=== Provided information ===
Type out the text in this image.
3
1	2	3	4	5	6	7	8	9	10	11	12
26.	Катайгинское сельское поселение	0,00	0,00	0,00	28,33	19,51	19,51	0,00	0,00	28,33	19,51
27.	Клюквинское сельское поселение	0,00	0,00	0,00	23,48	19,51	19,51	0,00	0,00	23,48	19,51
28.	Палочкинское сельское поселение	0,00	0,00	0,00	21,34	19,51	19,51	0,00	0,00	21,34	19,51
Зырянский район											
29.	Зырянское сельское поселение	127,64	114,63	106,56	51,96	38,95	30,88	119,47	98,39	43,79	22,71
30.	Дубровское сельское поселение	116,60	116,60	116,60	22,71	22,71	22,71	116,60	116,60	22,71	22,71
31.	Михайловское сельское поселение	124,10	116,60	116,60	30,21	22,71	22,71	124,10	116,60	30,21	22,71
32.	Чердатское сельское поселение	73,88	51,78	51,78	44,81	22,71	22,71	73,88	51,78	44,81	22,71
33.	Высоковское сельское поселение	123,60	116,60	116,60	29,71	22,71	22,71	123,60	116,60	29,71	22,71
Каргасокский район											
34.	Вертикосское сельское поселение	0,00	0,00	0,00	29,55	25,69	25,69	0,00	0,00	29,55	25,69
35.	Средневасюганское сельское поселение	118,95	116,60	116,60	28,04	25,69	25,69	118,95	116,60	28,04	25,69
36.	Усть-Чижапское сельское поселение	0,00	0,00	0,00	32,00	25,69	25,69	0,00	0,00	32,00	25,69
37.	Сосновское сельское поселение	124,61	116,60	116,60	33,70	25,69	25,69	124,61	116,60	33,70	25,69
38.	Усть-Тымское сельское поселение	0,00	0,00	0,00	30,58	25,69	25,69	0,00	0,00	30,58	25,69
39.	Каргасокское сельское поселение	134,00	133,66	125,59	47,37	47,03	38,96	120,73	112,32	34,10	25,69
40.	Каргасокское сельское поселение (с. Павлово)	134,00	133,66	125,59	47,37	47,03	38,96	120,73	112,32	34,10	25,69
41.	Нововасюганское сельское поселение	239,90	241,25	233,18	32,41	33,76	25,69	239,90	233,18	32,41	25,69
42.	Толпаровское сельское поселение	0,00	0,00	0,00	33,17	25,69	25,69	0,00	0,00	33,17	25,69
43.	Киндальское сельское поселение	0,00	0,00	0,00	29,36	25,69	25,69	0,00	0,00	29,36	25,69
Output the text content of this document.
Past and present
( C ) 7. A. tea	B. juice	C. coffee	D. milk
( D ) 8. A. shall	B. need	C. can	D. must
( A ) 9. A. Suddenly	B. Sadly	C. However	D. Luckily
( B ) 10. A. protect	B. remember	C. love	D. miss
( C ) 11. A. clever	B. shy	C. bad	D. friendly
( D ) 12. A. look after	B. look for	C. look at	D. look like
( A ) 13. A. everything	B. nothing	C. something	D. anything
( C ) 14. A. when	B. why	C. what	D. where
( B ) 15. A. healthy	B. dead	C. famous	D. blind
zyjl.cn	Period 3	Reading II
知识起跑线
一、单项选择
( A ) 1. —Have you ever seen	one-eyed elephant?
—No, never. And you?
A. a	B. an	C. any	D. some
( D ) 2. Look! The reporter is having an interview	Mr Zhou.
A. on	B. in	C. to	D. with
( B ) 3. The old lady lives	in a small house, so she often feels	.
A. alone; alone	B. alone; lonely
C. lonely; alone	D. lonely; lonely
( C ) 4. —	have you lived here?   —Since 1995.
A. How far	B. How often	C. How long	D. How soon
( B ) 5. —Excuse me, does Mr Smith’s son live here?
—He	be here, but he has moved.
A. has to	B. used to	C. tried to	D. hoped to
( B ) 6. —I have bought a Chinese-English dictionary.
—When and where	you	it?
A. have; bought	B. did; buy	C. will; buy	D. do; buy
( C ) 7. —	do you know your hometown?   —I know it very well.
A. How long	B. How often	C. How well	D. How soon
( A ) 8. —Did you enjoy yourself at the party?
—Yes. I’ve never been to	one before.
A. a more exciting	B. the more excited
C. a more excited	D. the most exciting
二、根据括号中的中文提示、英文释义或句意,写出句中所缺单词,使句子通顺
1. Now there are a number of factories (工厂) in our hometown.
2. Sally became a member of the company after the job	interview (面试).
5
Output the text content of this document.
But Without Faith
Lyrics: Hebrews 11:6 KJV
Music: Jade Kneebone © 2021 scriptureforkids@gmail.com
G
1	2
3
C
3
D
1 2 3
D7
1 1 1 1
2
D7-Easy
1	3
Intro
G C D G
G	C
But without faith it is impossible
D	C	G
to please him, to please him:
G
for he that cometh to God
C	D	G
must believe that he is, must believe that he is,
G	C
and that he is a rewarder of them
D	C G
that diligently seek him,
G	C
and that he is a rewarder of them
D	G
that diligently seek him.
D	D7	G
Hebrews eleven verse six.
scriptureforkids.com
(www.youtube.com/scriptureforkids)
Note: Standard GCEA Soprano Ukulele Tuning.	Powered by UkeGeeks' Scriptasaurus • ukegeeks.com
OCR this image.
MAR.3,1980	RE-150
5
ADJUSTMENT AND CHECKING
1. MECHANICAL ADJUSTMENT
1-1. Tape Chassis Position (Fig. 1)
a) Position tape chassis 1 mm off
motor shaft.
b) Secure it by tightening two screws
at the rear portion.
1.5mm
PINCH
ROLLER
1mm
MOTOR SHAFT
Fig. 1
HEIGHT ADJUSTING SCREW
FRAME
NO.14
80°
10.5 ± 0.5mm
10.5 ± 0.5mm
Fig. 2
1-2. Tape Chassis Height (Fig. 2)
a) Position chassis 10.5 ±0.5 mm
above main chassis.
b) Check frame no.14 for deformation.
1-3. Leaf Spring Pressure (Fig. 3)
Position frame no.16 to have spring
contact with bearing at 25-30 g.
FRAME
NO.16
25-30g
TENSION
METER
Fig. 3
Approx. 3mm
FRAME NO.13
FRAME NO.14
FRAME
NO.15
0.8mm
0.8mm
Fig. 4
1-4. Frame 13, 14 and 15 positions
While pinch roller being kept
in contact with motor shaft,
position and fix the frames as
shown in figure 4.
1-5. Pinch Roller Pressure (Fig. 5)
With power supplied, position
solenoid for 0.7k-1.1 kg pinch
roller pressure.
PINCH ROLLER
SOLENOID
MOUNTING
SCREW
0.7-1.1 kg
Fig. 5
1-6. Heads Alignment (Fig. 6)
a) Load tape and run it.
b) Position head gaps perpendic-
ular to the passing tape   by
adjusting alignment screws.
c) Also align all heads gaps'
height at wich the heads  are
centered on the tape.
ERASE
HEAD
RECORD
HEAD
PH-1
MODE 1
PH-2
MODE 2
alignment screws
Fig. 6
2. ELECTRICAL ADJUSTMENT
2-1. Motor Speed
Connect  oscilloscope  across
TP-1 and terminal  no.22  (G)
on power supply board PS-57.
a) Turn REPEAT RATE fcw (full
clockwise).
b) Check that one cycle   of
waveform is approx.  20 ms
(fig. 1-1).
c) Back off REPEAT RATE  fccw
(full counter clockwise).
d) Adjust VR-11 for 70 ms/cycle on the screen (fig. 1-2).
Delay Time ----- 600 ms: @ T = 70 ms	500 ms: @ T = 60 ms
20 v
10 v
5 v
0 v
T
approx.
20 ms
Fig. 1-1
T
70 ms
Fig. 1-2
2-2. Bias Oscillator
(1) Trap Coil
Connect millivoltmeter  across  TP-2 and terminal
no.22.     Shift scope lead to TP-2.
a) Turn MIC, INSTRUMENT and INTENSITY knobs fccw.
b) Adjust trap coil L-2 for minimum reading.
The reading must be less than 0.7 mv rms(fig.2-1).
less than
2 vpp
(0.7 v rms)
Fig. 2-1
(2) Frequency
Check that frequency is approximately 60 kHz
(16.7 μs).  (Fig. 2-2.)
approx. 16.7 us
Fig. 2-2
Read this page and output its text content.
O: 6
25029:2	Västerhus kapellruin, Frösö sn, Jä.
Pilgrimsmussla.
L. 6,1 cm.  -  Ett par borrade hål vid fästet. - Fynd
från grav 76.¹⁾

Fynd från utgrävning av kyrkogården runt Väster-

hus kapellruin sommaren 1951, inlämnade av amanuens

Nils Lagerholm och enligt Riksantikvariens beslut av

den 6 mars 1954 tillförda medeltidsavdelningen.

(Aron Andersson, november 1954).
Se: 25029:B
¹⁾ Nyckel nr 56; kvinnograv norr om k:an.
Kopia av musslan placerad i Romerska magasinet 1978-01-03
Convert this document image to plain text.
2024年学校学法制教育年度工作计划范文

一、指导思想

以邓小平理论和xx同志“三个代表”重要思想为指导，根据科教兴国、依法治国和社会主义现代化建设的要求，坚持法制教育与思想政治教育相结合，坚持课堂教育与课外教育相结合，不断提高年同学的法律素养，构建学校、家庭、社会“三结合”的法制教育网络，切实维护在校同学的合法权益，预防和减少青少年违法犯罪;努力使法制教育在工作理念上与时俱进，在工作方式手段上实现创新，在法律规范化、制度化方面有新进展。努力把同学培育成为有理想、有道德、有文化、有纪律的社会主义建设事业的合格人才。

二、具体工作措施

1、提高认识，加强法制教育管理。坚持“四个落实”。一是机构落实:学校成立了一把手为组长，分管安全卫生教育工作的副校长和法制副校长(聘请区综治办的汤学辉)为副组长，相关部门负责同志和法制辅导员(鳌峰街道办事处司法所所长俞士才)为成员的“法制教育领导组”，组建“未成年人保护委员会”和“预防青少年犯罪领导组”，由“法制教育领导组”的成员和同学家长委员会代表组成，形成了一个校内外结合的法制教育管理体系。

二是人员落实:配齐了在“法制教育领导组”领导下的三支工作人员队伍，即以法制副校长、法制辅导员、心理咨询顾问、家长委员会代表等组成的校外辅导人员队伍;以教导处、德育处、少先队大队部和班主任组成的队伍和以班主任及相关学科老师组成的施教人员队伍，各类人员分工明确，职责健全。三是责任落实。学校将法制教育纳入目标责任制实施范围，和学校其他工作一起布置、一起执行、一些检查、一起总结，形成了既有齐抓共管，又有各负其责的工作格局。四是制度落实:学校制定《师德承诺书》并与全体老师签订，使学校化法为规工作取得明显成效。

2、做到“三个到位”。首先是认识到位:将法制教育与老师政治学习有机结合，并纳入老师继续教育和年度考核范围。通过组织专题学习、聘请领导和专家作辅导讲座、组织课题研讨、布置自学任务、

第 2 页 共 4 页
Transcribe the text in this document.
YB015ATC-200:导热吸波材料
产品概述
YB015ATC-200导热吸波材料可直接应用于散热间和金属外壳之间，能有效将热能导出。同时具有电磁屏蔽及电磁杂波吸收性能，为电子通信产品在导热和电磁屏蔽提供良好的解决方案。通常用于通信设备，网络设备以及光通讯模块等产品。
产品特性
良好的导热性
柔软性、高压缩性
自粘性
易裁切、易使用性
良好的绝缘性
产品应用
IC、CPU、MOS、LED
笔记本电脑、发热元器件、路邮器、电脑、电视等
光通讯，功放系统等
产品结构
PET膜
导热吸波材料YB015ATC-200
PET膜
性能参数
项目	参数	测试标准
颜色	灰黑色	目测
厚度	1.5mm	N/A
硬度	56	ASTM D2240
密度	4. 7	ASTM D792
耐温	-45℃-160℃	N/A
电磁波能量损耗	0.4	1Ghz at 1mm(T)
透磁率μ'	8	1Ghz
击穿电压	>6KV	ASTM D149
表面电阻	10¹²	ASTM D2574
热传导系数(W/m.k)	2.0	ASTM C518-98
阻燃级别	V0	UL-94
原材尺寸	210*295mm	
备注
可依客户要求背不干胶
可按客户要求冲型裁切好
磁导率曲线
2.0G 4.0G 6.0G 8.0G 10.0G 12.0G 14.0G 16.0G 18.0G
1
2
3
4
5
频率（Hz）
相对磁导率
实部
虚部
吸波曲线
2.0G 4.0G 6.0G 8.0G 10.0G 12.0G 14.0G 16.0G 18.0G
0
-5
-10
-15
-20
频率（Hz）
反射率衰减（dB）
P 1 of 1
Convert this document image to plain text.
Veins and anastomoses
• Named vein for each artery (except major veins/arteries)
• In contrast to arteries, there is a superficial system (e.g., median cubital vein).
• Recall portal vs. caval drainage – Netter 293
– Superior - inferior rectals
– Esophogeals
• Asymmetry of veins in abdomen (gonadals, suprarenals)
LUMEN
===
Task directions: Filter the data, keeping only the lines that contain "法制教育领导组".

Full answer:
1、提高认识，加强法制教育管理。坚持“四个落实”。一是机构落实:学校成立了一把手为组长，分管安全卫生教育工作的副校长和法制副校长(聘请区综治办的汤学辉)为副组长，相关部门负责同志和法制辅导员(鳌峰街道办事处司法所所长俞士才)为成员的“法制教育领导组”，组建“未成年人保护委员会”和“预防青少年犯罪领导组”，由“法制教育领导组”的成员和同学家长委员会代表组成，形成了一个校内外结合的法制教育管理体系。
二是人员落实:配齐了在“法制教育领导组”领导下的三支工作人员队伍，即以法制副校长、法制辅导员、心理咨询顾问、家长委员会代表等组成的校外辅导人员队伍;以教导处、德育处、少先队大队部和班主任组成的队伍和以班主任及相关学科老师组成的施教人员队伍，各类人员分工明确，职责健全。三是责任落实。学校将法制教育纳入目标责任制实施范围，和学校其他工作一起布置、一起执行、一些检查、一起总结，形成了既有齐抓共管，又有各负其责的工作格局。四是制度落实:学校制定《师德承诺书》并与全体老师签订，使学校化法为规工作取得明显成效。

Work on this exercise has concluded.